● Objective:
Check every line of the entries for "high", and copy the lines that hold it.

● Data records:
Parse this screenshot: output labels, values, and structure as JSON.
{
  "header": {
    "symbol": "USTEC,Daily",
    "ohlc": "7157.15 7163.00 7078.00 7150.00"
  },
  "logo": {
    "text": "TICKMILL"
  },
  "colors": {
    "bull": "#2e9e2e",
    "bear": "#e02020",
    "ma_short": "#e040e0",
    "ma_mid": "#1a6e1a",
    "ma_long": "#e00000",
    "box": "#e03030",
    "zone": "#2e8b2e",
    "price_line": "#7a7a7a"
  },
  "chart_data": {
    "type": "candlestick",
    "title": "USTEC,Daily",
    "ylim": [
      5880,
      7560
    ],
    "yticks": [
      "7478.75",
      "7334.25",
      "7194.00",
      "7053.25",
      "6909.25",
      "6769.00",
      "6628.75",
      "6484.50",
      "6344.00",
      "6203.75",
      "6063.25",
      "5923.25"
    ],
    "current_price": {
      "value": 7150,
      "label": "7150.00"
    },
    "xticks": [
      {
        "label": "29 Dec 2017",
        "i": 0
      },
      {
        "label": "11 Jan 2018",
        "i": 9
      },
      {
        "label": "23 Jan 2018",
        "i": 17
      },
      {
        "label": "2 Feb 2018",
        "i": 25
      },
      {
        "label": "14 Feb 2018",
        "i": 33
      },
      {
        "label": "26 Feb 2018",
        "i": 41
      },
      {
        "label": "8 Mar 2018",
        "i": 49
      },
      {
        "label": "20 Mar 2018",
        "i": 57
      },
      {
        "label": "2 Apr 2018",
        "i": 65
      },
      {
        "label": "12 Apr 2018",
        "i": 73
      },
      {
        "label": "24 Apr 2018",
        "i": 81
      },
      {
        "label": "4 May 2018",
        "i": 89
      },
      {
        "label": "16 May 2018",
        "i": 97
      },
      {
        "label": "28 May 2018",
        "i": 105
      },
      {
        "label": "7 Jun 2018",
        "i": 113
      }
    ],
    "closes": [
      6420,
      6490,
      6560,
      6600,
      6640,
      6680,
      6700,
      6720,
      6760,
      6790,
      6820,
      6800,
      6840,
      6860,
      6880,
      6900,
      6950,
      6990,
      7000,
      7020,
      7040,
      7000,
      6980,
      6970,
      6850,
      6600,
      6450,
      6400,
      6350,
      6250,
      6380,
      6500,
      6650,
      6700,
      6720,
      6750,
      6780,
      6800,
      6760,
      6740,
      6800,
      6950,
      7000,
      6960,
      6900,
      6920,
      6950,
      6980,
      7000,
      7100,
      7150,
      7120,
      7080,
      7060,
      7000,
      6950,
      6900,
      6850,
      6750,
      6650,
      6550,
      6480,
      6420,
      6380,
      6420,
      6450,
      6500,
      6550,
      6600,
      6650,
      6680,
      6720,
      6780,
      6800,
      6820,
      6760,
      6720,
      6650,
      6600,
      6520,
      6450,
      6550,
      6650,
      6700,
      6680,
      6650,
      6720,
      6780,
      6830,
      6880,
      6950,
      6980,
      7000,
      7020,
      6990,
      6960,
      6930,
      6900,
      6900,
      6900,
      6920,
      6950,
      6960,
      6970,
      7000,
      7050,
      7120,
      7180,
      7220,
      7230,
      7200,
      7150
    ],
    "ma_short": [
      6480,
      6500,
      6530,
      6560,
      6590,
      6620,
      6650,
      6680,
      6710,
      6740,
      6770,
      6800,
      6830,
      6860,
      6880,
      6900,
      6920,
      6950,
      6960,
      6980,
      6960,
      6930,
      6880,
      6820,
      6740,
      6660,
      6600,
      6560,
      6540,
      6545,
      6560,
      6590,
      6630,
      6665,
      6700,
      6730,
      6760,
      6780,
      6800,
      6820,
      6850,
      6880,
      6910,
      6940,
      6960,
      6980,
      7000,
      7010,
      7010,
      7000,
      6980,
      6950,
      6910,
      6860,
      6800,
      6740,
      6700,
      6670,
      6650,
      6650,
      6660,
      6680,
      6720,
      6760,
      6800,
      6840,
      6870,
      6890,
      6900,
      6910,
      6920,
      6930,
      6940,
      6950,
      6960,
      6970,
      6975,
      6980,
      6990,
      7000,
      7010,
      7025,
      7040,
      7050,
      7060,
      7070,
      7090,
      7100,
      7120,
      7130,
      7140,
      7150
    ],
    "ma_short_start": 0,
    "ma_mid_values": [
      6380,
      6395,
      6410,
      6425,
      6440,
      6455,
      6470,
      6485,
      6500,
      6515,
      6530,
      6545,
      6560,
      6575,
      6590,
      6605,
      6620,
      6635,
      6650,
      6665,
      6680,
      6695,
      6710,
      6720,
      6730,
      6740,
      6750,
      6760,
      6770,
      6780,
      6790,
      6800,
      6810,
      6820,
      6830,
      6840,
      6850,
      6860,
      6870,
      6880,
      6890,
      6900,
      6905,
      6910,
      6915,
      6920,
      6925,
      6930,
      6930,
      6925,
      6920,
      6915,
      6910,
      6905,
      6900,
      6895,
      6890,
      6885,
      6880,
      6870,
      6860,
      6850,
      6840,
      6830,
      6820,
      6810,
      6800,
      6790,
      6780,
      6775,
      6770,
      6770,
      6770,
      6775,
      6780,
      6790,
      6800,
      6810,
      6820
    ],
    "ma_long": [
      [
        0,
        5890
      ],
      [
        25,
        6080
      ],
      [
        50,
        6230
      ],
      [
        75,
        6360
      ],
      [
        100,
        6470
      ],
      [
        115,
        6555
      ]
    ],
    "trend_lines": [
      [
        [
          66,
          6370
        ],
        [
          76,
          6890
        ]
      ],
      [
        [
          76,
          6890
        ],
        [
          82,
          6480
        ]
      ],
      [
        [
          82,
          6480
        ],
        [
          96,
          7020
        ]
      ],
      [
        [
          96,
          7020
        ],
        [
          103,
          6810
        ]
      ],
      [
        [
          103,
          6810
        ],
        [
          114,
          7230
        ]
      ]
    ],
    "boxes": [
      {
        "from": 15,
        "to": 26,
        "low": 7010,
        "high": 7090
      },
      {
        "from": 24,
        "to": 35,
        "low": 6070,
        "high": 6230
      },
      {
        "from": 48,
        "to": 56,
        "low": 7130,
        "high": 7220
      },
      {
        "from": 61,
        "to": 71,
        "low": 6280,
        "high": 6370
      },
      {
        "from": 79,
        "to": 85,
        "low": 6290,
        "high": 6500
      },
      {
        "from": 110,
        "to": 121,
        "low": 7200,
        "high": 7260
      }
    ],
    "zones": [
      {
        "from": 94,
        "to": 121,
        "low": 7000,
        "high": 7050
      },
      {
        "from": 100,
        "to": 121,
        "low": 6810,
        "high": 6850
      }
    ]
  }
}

● Result:
        "high": 7090
        "high": 6230
        "high": 7220
        "high": 6370
        "high": 6500
        "high": 7260
        "high": 7050
        "high": 6850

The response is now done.